* begin THE INPUT *

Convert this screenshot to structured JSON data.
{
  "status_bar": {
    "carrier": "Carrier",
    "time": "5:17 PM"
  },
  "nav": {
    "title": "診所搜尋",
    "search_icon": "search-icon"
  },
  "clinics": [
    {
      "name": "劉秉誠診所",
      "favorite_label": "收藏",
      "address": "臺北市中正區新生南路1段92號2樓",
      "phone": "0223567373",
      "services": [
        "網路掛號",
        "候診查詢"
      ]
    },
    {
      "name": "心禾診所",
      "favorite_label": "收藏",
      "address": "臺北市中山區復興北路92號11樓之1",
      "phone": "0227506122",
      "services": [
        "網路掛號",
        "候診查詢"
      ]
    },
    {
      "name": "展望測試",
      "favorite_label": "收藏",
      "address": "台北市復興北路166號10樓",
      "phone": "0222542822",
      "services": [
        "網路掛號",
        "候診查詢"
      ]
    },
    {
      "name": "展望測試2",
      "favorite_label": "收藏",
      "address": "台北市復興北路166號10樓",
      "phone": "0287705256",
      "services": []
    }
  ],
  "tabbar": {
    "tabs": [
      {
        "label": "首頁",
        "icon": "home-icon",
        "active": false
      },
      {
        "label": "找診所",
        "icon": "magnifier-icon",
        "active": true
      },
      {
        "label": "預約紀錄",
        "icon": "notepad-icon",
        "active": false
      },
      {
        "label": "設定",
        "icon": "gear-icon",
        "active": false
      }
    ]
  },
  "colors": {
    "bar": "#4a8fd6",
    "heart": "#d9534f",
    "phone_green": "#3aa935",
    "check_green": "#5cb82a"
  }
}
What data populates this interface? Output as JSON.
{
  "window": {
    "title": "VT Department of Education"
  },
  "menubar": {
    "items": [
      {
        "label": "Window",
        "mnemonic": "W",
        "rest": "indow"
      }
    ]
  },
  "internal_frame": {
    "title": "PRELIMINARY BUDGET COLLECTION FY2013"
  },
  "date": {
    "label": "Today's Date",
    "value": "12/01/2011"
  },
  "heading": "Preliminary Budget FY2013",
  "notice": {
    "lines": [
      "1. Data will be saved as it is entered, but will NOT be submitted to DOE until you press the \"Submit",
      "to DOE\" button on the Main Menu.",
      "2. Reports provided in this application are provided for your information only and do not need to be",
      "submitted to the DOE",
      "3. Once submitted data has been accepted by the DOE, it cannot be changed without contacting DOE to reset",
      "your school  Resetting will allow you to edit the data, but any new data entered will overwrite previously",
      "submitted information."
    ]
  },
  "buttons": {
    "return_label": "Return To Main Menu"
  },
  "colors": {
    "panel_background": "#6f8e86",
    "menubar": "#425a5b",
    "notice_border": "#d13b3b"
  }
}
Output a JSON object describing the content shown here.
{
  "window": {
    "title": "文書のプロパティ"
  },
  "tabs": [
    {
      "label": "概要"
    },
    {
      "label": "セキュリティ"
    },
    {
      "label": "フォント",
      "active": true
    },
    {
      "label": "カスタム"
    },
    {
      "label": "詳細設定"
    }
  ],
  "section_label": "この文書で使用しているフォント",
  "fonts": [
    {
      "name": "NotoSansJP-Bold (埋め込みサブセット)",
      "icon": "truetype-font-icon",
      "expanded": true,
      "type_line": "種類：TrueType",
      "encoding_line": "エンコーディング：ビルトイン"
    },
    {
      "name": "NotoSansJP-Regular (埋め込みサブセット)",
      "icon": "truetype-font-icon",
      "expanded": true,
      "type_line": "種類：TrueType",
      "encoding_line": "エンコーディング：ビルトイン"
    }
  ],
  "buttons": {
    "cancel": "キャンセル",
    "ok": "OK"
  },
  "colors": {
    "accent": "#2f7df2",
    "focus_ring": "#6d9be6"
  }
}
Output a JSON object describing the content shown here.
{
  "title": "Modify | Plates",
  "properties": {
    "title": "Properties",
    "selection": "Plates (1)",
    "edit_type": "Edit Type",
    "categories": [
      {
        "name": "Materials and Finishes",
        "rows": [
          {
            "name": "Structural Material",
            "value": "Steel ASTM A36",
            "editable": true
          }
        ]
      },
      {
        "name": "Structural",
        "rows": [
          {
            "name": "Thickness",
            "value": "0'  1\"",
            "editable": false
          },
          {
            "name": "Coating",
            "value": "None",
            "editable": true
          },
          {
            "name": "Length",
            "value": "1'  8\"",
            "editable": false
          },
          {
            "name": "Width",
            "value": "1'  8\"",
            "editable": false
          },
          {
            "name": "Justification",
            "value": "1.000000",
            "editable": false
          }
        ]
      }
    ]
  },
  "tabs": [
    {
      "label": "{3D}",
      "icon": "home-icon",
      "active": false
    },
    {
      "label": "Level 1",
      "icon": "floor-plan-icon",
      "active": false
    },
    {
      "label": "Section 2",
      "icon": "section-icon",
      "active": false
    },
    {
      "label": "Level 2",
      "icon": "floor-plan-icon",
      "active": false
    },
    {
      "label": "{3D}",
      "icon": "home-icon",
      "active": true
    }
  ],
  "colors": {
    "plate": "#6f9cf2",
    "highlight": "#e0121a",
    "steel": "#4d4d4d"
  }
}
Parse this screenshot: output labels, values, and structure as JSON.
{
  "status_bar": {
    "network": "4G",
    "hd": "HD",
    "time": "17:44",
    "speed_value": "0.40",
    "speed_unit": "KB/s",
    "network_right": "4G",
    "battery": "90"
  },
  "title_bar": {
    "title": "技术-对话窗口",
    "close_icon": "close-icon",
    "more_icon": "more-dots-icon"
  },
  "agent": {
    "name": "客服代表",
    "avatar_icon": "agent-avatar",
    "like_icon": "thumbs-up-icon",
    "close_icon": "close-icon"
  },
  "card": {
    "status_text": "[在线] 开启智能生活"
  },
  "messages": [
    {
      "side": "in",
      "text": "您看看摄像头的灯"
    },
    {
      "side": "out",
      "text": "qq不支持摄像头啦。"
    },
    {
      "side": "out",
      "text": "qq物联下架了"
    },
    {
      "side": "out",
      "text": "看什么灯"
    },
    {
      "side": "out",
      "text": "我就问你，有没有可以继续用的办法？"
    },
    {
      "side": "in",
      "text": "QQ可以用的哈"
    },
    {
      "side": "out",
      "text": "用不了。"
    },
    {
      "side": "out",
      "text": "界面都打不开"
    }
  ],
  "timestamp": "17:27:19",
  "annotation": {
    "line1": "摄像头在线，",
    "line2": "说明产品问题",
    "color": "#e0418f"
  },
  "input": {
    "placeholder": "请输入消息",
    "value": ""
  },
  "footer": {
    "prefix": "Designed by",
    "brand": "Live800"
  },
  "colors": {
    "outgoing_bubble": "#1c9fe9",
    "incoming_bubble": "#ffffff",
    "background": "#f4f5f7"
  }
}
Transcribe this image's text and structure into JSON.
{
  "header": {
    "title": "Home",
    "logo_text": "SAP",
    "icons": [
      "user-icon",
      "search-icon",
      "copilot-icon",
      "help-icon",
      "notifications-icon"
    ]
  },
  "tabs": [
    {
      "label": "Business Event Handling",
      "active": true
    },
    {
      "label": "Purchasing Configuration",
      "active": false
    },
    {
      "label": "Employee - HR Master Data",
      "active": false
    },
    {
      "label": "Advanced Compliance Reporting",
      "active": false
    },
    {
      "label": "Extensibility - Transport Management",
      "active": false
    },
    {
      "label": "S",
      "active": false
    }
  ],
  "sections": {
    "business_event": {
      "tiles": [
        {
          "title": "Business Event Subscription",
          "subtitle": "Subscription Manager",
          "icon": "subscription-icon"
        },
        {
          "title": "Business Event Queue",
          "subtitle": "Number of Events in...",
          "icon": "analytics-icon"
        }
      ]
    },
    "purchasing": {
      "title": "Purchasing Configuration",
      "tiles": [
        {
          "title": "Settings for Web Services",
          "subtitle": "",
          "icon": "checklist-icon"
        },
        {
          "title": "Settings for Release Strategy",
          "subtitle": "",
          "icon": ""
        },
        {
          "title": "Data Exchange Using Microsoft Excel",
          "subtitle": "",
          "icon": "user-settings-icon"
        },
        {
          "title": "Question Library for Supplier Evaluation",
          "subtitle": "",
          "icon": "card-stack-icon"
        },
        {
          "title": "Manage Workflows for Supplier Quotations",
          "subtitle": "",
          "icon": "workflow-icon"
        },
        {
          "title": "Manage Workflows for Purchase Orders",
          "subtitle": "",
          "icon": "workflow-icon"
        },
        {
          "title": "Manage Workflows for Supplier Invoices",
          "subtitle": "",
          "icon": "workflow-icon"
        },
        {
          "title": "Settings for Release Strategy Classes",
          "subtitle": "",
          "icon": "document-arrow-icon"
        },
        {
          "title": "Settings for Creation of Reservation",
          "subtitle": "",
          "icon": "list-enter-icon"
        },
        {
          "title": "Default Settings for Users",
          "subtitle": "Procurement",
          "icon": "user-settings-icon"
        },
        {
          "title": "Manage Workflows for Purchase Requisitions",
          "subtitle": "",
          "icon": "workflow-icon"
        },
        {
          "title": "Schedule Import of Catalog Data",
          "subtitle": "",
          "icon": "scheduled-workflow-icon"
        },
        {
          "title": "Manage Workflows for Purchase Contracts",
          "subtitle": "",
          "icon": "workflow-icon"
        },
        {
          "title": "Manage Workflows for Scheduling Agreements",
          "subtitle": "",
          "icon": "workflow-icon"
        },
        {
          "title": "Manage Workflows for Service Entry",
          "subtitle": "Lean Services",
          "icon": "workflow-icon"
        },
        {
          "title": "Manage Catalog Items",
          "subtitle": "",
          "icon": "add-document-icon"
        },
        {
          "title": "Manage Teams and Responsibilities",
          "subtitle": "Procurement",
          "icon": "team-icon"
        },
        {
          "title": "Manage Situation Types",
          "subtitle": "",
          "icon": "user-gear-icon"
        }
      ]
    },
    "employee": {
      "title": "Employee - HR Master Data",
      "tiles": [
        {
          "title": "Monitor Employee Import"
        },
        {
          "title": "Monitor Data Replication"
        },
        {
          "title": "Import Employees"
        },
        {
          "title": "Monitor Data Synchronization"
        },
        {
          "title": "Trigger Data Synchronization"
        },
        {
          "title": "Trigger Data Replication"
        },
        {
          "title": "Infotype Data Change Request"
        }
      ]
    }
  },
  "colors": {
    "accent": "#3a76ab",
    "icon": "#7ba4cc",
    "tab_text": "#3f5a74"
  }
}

* end THE INPUT *

→ **DIRECTIVE**: Within the listing above, copy each line that has the string "document".

→ **ANSWER**:
          "icon": "document-arrow-icon"
          "icon": "add-document-icon"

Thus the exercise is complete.